The Zulfiqar-1 uses the Slovenian EFCS-3 fire control system, the same model used on the Type 72Z ("Safir-74"), providing 'fire-on-the-move' technology. The Zulfiqar allegedly mounts a laser-warning pod on the turret. Its design enables the tank to use an Iranian-made package of reactive armor.

Production
In April 1997 Acting Commander of the Ground Forces of the Iranian Army, Lieutenant General Mohammad Reza Ashtiani announced that the mass production of Zulfiqar tanks, which began in 1996, was still in progress. He stated that the manufacture of 520 different kinds of tank parts, 600 artillery parts, repair of 500 tanks and armored vehicles have been carried out. In late July 1997 Iranian President Hashemi Rafsanjani formally inaugurated a production line for the domestically manufactured Zulfiqar main battle tanks and Boragh tracked armoured personnel carrier. The facility, the Shahid Kolah Dooz Industrial Complex, will also produce the BMP-2 armored personnel carrier.

→ **Stated exercise 1**: Which fire control system does the Zulfiqar-1 use, according to the text on the Zulfiqar tank?
→ **Stated exercise 2**: From the text on the Zulfiqar tank, quote the passage starting at "The Zulfiqar-1 uses" and ending at "of reactive armor.".

→ **Recorded information**:
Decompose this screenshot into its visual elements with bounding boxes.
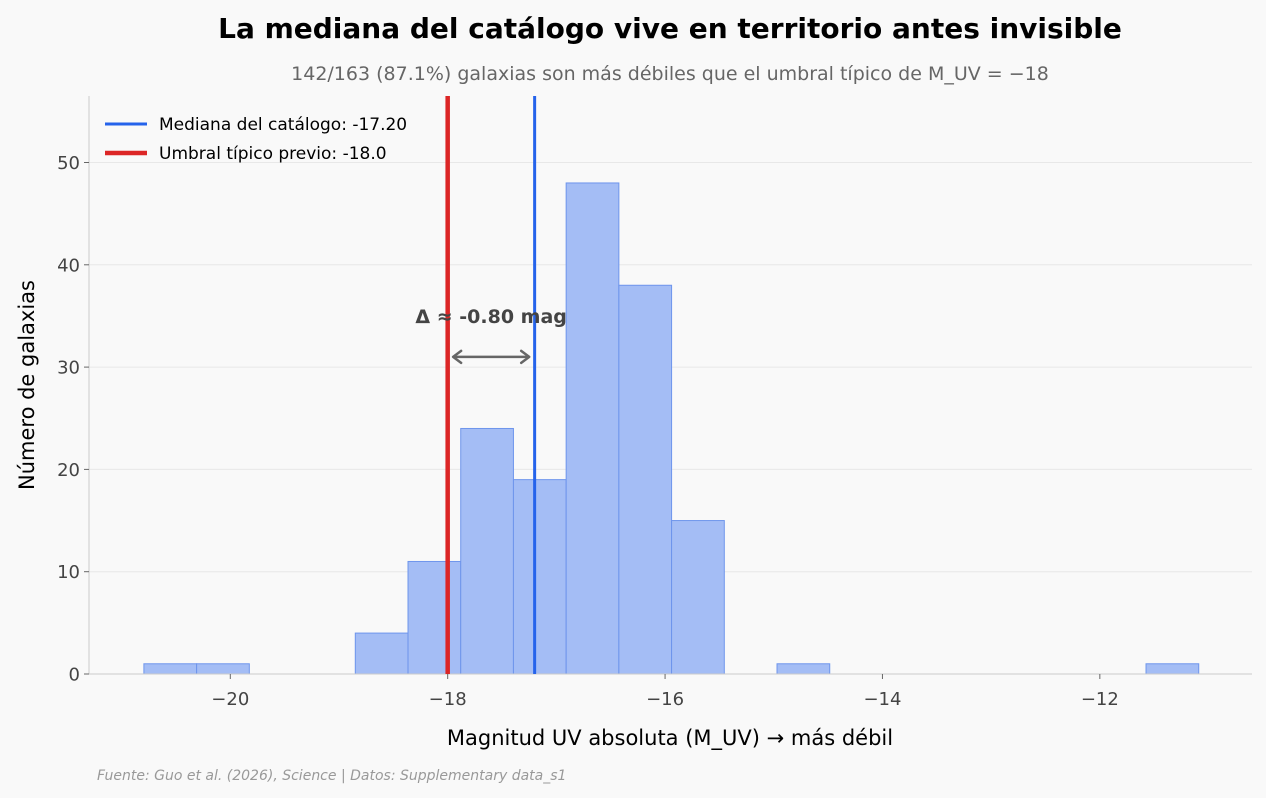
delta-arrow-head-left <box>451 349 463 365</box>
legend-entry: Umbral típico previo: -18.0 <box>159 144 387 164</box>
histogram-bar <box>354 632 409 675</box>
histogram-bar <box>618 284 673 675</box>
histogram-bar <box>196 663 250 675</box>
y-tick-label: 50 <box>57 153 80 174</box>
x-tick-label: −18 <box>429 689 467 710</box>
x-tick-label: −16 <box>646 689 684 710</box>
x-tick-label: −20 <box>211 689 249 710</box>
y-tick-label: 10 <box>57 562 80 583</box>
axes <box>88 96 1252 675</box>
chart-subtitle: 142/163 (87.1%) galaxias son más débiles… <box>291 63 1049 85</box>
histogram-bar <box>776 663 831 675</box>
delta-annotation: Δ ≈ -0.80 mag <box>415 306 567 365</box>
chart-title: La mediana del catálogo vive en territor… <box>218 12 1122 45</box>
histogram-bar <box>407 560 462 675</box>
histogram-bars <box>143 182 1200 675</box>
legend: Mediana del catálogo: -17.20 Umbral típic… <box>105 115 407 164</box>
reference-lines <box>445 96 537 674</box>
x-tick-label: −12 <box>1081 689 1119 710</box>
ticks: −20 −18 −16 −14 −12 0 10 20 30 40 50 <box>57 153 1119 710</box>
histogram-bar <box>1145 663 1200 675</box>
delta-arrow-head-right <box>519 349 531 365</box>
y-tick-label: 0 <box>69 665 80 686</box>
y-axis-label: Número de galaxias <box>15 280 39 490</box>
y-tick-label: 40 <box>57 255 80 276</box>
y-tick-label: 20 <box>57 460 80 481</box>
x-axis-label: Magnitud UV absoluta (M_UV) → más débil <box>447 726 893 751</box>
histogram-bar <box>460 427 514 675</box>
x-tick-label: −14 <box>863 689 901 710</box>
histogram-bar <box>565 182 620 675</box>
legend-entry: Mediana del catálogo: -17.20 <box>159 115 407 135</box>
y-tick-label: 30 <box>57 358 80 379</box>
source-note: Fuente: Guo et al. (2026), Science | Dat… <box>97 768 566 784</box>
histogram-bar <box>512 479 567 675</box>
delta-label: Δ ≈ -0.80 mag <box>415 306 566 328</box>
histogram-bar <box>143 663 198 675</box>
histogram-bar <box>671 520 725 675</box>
* * *
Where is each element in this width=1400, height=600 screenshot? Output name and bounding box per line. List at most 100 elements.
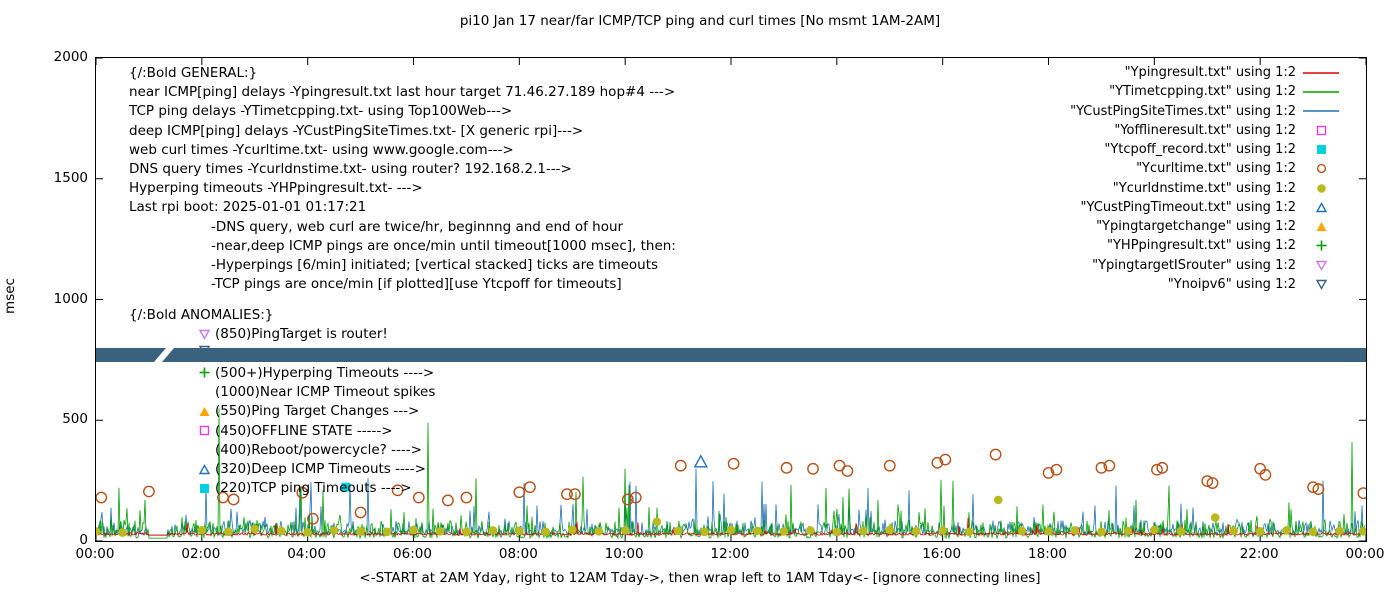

→ **Exercise result 1**: The Slovenian EFCS-3 fire control system.

→ **Exercise result 2**:
The Zulfiqar-1 uses the Slovenian EFCS-3 fire control system, the same model used on the Type 72Z ("Safir-74"), providing 'fire-on-the-move' technology. The Zulfiqar allegedly mounts a laser-warning pod on the turret. Its design enables the tank to use an Iranian-made package of reactive armor.